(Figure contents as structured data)
»»
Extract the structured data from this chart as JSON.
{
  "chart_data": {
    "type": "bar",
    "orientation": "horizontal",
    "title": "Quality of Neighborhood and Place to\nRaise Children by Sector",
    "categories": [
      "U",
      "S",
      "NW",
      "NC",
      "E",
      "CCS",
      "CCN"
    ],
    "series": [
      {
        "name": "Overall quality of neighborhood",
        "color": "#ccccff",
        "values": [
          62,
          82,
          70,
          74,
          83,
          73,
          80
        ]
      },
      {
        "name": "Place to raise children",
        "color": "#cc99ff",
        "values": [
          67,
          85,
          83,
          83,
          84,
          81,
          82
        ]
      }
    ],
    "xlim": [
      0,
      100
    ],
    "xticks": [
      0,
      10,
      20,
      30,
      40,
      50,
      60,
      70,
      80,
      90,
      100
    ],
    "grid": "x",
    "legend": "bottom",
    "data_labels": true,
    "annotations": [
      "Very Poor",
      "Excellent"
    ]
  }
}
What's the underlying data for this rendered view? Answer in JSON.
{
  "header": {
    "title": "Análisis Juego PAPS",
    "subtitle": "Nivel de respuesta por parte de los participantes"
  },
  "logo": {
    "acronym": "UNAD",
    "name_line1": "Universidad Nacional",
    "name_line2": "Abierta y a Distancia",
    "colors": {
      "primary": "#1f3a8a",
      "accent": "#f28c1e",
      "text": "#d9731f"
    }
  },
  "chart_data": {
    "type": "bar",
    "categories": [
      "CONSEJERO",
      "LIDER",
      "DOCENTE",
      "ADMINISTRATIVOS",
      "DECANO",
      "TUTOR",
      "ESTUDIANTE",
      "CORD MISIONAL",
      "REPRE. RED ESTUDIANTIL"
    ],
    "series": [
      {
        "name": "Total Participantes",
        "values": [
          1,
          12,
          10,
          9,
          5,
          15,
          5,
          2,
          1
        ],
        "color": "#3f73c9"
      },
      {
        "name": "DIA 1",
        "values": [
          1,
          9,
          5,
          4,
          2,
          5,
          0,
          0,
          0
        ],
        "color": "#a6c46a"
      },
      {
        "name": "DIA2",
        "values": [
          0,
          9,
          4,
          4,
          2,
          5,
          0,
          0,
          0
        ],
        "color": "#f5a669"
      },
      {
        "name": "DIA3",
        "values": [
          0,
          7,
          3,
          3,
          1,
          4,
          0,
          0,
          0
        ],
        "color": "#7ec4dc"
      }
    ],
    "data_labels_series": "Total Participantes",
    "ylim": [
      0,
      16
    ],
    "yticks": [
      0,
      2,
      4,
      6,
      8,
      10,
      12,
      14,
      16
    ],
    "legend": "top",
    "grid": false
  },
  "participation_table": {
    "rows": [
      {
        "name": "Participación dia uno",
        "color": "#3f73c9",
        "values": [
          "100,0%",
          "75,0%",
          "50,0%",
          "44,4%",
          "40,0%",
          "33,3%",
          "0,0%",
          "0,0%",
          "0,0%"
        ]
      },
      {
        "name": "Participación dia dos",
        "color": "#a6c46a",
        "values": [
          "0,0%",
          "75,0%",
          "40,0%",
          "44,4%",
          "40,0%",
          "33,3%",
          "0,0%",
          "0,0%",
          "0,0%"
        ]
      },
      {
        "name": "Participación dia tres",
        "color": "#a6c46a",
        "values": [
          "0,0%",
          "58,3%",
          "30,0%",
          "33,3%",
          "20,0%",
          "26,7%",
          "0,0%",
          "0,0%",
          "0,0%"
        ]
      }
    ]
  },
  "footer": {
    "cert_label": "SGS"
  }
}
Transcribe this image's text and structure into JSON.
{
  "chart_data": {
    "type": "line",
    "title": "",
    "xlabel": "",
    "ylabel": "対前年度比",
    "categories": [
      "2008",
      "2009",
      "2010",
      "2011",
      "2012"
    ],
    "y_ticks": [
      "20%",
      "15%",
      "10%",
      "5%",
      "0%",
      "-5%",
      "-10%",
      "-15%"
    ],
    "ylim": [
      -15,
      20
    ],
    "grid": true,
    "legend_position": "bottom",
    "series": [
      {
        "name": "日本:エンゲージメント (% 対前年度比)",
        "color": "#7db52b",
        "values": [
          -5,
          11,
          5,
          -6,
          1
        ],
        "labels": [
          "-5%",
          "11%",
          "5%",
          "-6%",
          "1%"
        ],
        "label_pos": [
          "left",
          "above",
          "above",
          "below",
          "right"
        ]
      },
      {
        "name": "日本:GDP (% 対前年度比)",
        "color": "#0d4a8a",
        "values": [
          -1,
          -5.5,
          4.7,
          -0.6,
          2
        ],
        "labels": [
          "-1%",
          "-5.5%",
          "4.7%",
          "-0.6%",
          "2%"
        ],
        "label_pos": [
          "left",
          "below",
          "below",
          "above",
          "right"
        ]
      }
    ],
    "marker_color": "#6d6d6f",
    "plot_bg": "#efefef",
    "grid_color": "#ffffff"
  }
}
««
Reproduce the material above exactly; please quote every line of it.

REPLY -
Extract the structured data from this chart as JSON.
{
  "chart_data": {
    "type": "bar",
    "orientation": "horizontal",
    "title": "Quality of Neighborhood and Place to\nRaise Children by Sector",
    "categories": [
      "U",
      "S",
      "NW",
      "NC",
      "E",
      "CCS",
      "CCN"
    ],
    "series": [
      {
        "name": "Overall quality of neighborhood",
        "color": "#ccccff",
        "values": [
          62,
          82,
          70,
          74,
          83,
          73,
          80
        ]
      },
      {
        "name": "Place to raise children",
        "color": "#cc99ff",
        "values": [
          67,
          85,
          83,
          83,
          84,
          81,
          82
        ]
      }
    ],
    "xlim": [
      0,
      100
    ],
    "xticks": [
      0,
      10,
      20,
      30,
      40,
      50,
      60,
      70,
      80,
      90,
      100
    ],
    "grid": "x",
    "legend": "bottom",
    "data_labels": true,
    "annotations": [
      "Very Poor",
      "Excellent"
    ]
  }
}
What's the underlying data for this rendered view? Answer in JSON.
{
  "header": {
    "title": "Análisis Juego PAPS",
    "subtitle": "Nivel de respuesta por parte de los participantes"
  },
  "logo": {
    "acronym": "UNAD",
    "name_line1": "Universidad Nacional",
    "name_line2": "Abierta y a Distancia",
    "colors": {
      "primary": "#1f3a8a",
      "accent": "#f28c1e",
      "text": "#d9731f"
    }
  },
  "chart_data": {
    "type": "bar",
    "categories": [
      "CONSEJERO",
      "LIDER",
      "DOCENTE",
      "ADMINISTRATIVOS",
      "DECANO",
      "TUTOR",
      "ESTUDIANTE",
      "CORD MISIONAL",
      "REPRE. RED ESTUDIANTIL"
    ],
    "series": [
      {
        "name": "Total Participantes",
        "values": [
          1,
          12,
          10,
          9,
          5,
          15,
          5,
          2,
          1
        ],
        "color": "#3f73c9"
      },
      {
        "name": "DIA 1",
        "values": [
          1,
          9,
          5,
          4,
          2,
          5,
          0,
          0,
          0
        ],
        "color": "#a6c46a"
      },
      {
        "name": "DIA2",
        "values": [
          0,
          9,
          4,
          4,
          2,
          5,
          0,
          0,
          0
        ],
        "color": "#f5a669"
      },
      {
        "name": "DIA3",
        "values": [
          0,
          7,
          3,
          3,
          1,
          4,
          0,
          0,
          0
        ],
        "color": "#7ec4dc"
      }
    ],
    "data_labels_series": "Total Participantes",
    "ylim": [
      0,
      16
    ],
    "yticks": [
      0,
      2,
      4,
      6,
      8,
      10,
      12,
      14,
      16
    ],
    "legend": "top",
    "grid": false
  },
  "participation_table": {
    "rows": [
      {
        "name": "Participación dia uno",
        "color": "#3f73c9",
        "values": [
          "100,0%",
          "75,0%",
          "50,0%",
          "44,4%",
          "40,0%",
          "33,3%",
          "0,0%",
          "0,0%",
          "0,0%"
        ]
      },
      {
        "name": "Participación dia dos",
        "color": "#a6c46a",
        "values": [
          "0,0%",
          "75,0%",
          "40,0%",
          "44,4%",
          "40,0%",
          "33,3%",
          "0,0%",
          "0,0%",
          "0,0%"
        ]
      },
      {
        "name": "Participación dia tres",
        "color": "#a6c46a",
        "values": [
          "0,0%",
          "58,3%",
          "30,0%",
          "33,3%",
          "20,0%",
          "26,7%",
          "0,0%",
          "0,0%",
          "0,0%"
        ]
      }
    ]
  },
  "footer": {
    "cert_label": "SGS"
  }
}
Transcribe this image's text and structure into JSON.
{
  "chart_data": {
    "type": "line",
    "title": "",
    "xlabel": "",
    "ylabel": "対前年度比",
    "categories": [
      "2008",
      "2009",
      "2010",
      "2011",
      "2012"
    ],
    "y_ticks": [
      "20%",
      "15%",
      "10%",
      "5%",
      "0%",
      "-5%",
      "-10%",
      "-15%"
    ],
    "ylim": [
      -15,
      20
    ],
    "grid": true,
    "legend_position": "bottom",
    "series": [
      {
        "name": "日本:エンゲージメント (% 対前年度比)",
        "color": "#7db52b",
        "values": [
          -5,
          11,
          5,
          -6,
          1
        ],
        "labels": [
          "-5%",
          "11%",
          "5%",
          "-6%",
          "1%"
        ],
        "label_pos": [
          "left",
          "above",
          "above",
          "below",
          "right"
        ]
      },
      {
        "name": "日本:GDP (% 対前年度比)",
        "color": "#0d4a8a",
        "values": [
          -1,
          -5.5,
          4.7,
          -0.6,
          2
        ],
        "labels": [
          "-1%",
          "-5.5%",
          "4.7%",
          "-0.6%",
          "2%"
        ],
        "label_pos": [
          "left",
          "below",
          "below",
          "above",
          "right"
        ]
      }
    ],
    "marker_color": "#6d6d6f",
    "plot_bg": "#efefef",
    "grid_color": "#ffffff"
  }
}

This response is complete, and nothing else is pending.